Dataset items
========================
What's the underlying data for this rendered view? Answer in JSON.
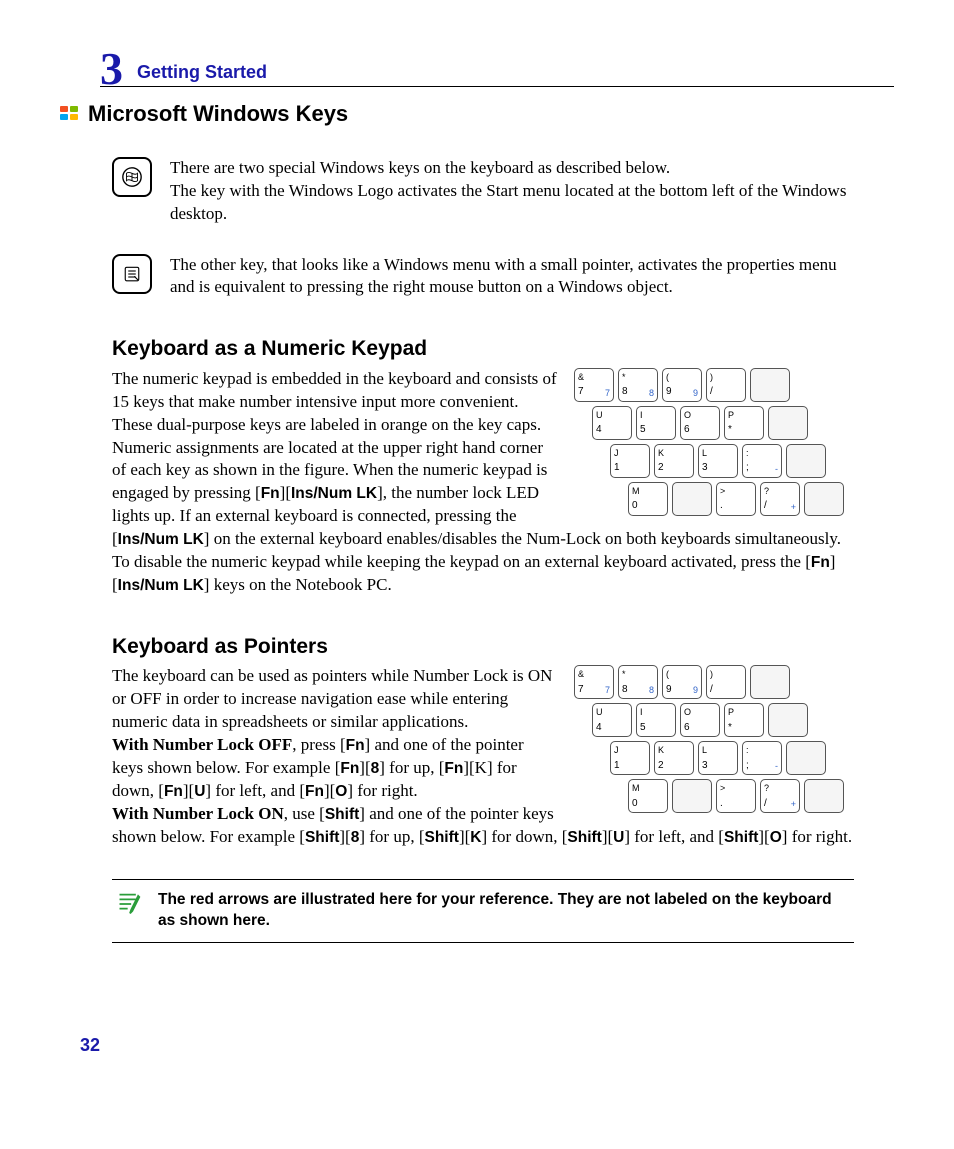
{
  "chapter": {
    "number": "3",
    "title": "Getting Started"
  },
  "section1": {
    "title": "Microsoft Windows Keys",
    "para1": "There are two special Windows keys on the keyboard as described below.",
    "para2": "The key with the Windows Logo activates the Start menu located at the bottom left of the Windows desktop.",
    "para3": "The other key, that looks like a Windows menu with a small pointer, activates the properties menu and is equivalent to pressing the right mouse button on a Windows object."
  },
  "section2": {
    "title": "Keyboard as a Numeric Keypad",
    "body_pre": "The numeric keypad is embedded in the keyboard and consists of 15 keys that make number intensive input more convenient. These dual-purpose keys are labeled in orange on the key caps. Numeric assignments are located at the upper right hand corner of each key as shown in the figure. When the numeric keypad is engaged by pressing [",
    "fn1": "Fn",
    "mid1": "][",
    "insnum1": "Ins/Num LK",
    "mid2": "], the number lock LED lights up. If an external keyboard is connected, pressing the [",
    "insnum2": "Ins/Num LK",
    "mid3": "] on the external keyboard enables/disables the Num-Lock on both keyboards simultaneously. To disable the numeric keypad while keeping the keypad on an external keyboard activated, press the  [",
    "fn2": "Fn",
    "mid4": "][",
    "insnum3": "Ins/Num LK",
    "mid5": "] keys on the Notebook PC."
  },
  "section3": {
    "title": "Keyboard as Pointers",
    "p1": "The keyboard can be used as pointers while Number Lock is ON or OFF in order to increase navigation ease while entering numeric data in spreadsheets or similar applications.",
    "p2a": "With Number Lock OFF",
    "p2b": ", press [",
    "fn": "Fn",
    "p2c": "] and one of the pointer keys shown below. For example [",
    "p2d": "][",
    "eight": "8",
    "p2e": "] for up, [",
    "p2f": "][K] for down, [",
    "u": "U",
    "p2g": "] for left, and [",
    "o": "O",
    "p2h": "] for right.",
    "p3a": "With Number Lock ON",
    "p3b": ", use [",
    "shift": "Shift",
    "p3c": "] and one of the pointer keys shown below. For example [",
    "p3d": "] for up, [",
    "k": "K",
    "p3e": "] for down, [",
    "p3f": "] for left, and [",
    "p3g": "] for right."
  },
  "note": "The red arrows are illustrated here for your reference. They are not labeled on the keyboard as shown here.",
  "page_number": "32",
  "keypad": {
    "row1": [
      {
        "tl": "&",
        "bl": "7",
        "br": "7"
      },
      {
        "tl": "*",
        "bl": "8",
        "br": "8"
      },
      {
        "tl": "(",
        "bl": "9",
        "br": "9"
      },
      {
        "tl": ")",
        "bl": "/",
        "br": ""
      },
      {
        "blank": true
      }
    ],
    "row2": [
      {
        "tl": "U",
        "bl": "4",
        "br": ""
      },
      {
        "tl": "I",
        "bl": "5",
        "br": ""
      },
      {
        "tl": "O",
        "bl": "6",
        "br": ""
      },
      {
        "tl": "P",
        "bl": "*",
        "br": ""
      },
      {
        "blank": true
      }
    ],
    "row3": [
      {
        "tl": "J",
        "bl": "1",
        "br": ""
      },
      {
        "tl": "K",
        "bl": "2",
        "br": ""
      },
      {
        "tl": "L",
        "bl": "3",
        "br": ""
      },
      {
        "tl": ":",
        "bl": ";",
        "br": "-"
      },
      {
        "blank": true
      }
    ],
    "row4": [
      {
        "tl": "M",
        "bl": "0",
        "br": ""
      },
      {
        "blank": true
      },
      {
        "tl": ">",
        "bl": ".",
        "br": ""
      },
      {
        "tl": "?",
        "bl": "/",
        "br": "+"
      },
      {
        "blank": true
      }
    ]
  }
}
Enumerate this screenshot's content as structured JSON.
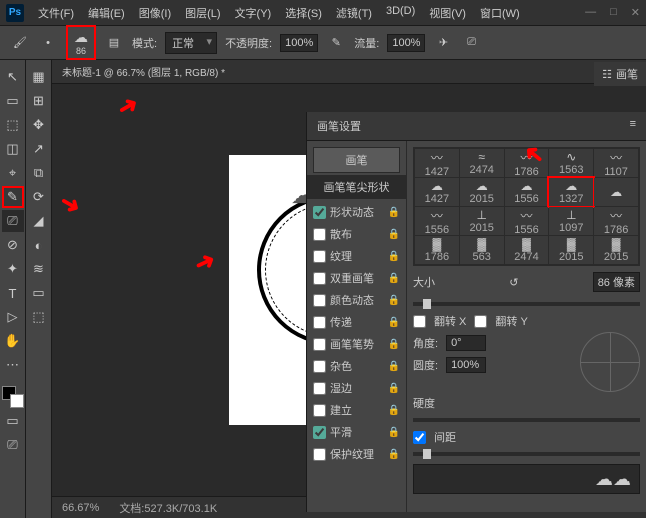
{
  "app": {
    "logo": "Ps"
  },
  "menu": [
    "文件(F)",
    "编辑(E)",
    "图像(I)",
    "图层(L)",
    "文字(Y)",
    "选择(S)",
    "滤镜(T)",
    "3D(D)",
    "视图(V)",
    "窗口(W)"
  ],
  "winbtns": {
    "min": "—",
    "max": "□",
    "close": "✕"
  },
  "optbar": {
    "brush_size": "86",
    "mode_label": "模式:",
    "mode_value": "正常",
    "opacity_label": "不透明度:",
    "opacity_value": "100%",
    "flow_label": "流量:",
    "flow_value": "100%"
  },
  "doc_tab": "未标题-1 @ 66.7% (图层 1, RGB/8) *",
  "status": {
    "zoom": "66.67%",
    "doc_label": "文档:",
    "doc_size": "527.3K/703.1K"
  },
  "tools_left": [
    "↖",
    "▭",
    "⬚",
    "◫",
    "⌖",
    "✂",
    "✎",
    "⎚",
    "⊘",
    "✦",
    "⌫",
    "T",
    "▷",
    "✋",
    "🔍"
  ],
  "tools_left2": [
    "▦",
    "⊞",
    "✥",
    "↗",
    "⧉",
    "⟳",
    "◢",
    "◐",
    "≋",
    "▭",
    "⬚"
  ],
  "right_tab": "画笔",
  "panel": {
    "title": "画笔设置",
    "btn_brush": "画笔",
    "header": "画笔笔尖形状",
    "options": [
      {
        "label": "形状动态",
        "checked": true
      },
      {
        "label": "散布",
        "checked": false
      },
      {
        "label": "纹理",
        "checked": false
      },
      {
        "label": "双重画笔",
        "checked": false
      },
      {
        "label": "颜色动态",
        "checked": false
      },
      {
        "label": "传递",
        "checked": false
      },
      {
        "label": "画笔笔势",
        "checked": false
      },
      {
        "label": "杂色",
        "checked": false
      },
      {
        "label": "湿边",
        "checked": false
      },
      {
        "label": "建立",
        "checked": false
      },
      {
        "label": "平滑",
        "checked": true
      },
      {
        "label": "保护纹理",
        "checked": false
      }
    ],
    "brushes": [
      {
        "s": "〰",
        "n": "1427"
      },
      {
        "s": "≈",
        "n": "2474"
      },
      {
        "s": "〰",
        "n": "1786"
      },
      {
        "s": "∿",
        "n": "1563"
      },
      {
        "s": "〰",
        "n": "1107"
      },
      {
        "s": "☁",
        "n": "1427"
      },
      {
        "s": "☁",
        "n": "2015"
      },
      {
        "s": "☁",
        "n": "1556"
      },
      {
        "s": "☁",
        "n": "1327",
        "hl": true
      },
      {
        "s": "☁",
        "n": ""
      },
      {
        "s": "〰",
        "n": "1556"
      },
      {
        "s": "⊥",
        "n": "2015"
      },
      {
        "s": "〰",
        "n": "1556"
      },
      {
        "s": "⊥",
        "n": "1097"
      },
      {
        "s": "〰",
        "n": "1786"
      },
      {
        "s": "▓",
        "n": "1786"
      },
      {
        "s": "▓",
        "n": "563"
      },
      {
        "s": "▓",
        "n": "2474"
      },
      {
        "s": "▓",
        "n": "2015"
      },
      {
        "s": "▓",
        "n": "2015"
      }
    ],
    "size_label": "大小",
    "size_value": "86 像素",
    "flipx": "翻转 X",
    "flipy": "翻转 Y",
    "angle_label": "角度:",
    "angle_value": "0°",
    "round_label": "圆度:",
    "round_value": "100%",
    "hardness_label": "硬度",
    "spacing_label": "间距"
  }
}
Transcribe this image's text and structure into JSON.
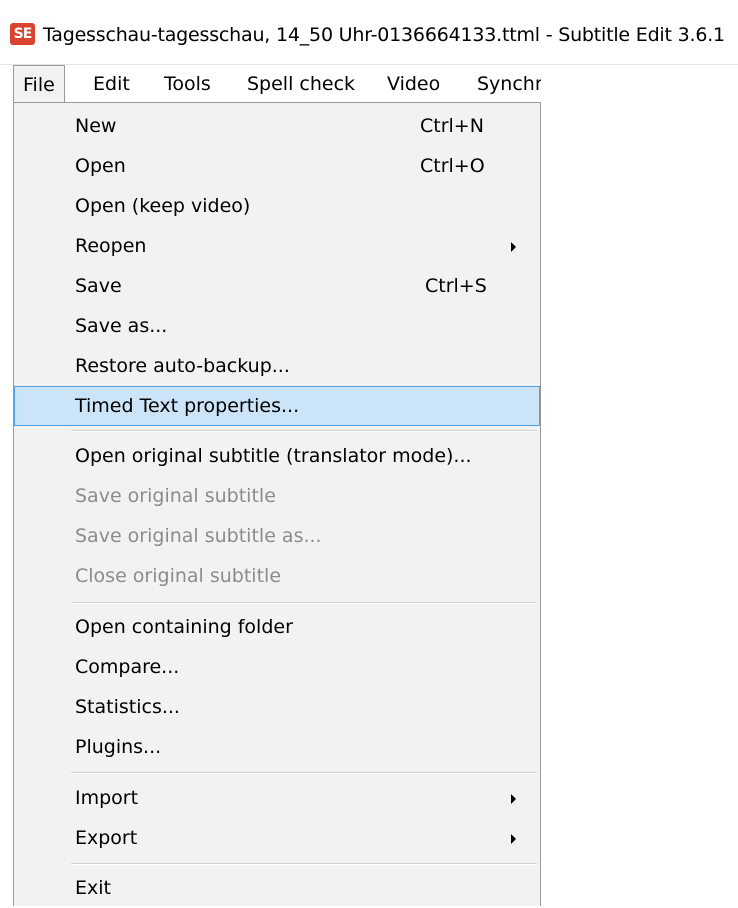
{
  "window": {
    "logo_text": "SE",
    "title": "Tagesschau-tagesschau, 14_50 Uhr-0136664133.ttml - Subtitle Edit 3.6.1"
  },
  "menubar": {
    "items": [
      {
        "label": "File",
        "active": true
      },
      {
        "label": "Edit"
      },
      {
        "label": "Tools"
      },
      {
        "label": "Spell check"
      },
      {
        "label": "Video"
      },
      {
        "label": "Synchr"
      }
    ]
  },
  "file_menu": {
    "items": [
      {
        "label": "New",
        "shortcut": "Ctrl+N"
      },
      {
        "label": "Open",
        "shortcut": "Ctrl+O"
      },
      {
        "label": "Open (keep video)"
      },
      {
        "label": "Reopen",
        "submenu": true
      },
      {
        "label": "Save",
        "shortcut": "Ctrl+S"
      },
      {
        "label": "Save as..."
      },
      {
        "label": "Restore auto-backup..."
      },
      {
        "label": "Timed Text properties...",
        "highlighted": true
      },
      {
        "label": "Open original subtitle (translator mode)..."
      },
      {
        "label": "Save original subtitle",
        "disabled": true
      },
      {
        "label": "Save original subtitle as...",
        "disabled": true
      },
      {
        "label": "Close original subtitle",
        "disabled": true
      },
      {
        "label": "Open containing folder"
      },
      {
        "label": "Compare..."
      },
      {
        "label": "Statistics..."
      },
      {
        "label": "Plugins..."
      },
      {
        "label": "Import",
        "submenu": true
      },
      {
        "label": "Export",
        "submenu": true
      },
      {
        "label": "Exit"
      }
    ]
  },
  "colors": {
    "menu_background": "#f2f2f2",
    "highlight_fill": "#cce4f7",
    "highlight_border": "#4d9fe0",
    "disabled_text": "#8c8c8c",
    "logo_red": "#d9432f"
  }
}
========================
_Short exercise:_ Gather from the data above every line with the string "properties".

_Solved problem:_
    "para3": "The other key, that looks like a Windows menu with a small pointer, activates the properties menu and is equivalent to pressing the right mouse button on a Windows object."
        "label": "Timed Text properties...",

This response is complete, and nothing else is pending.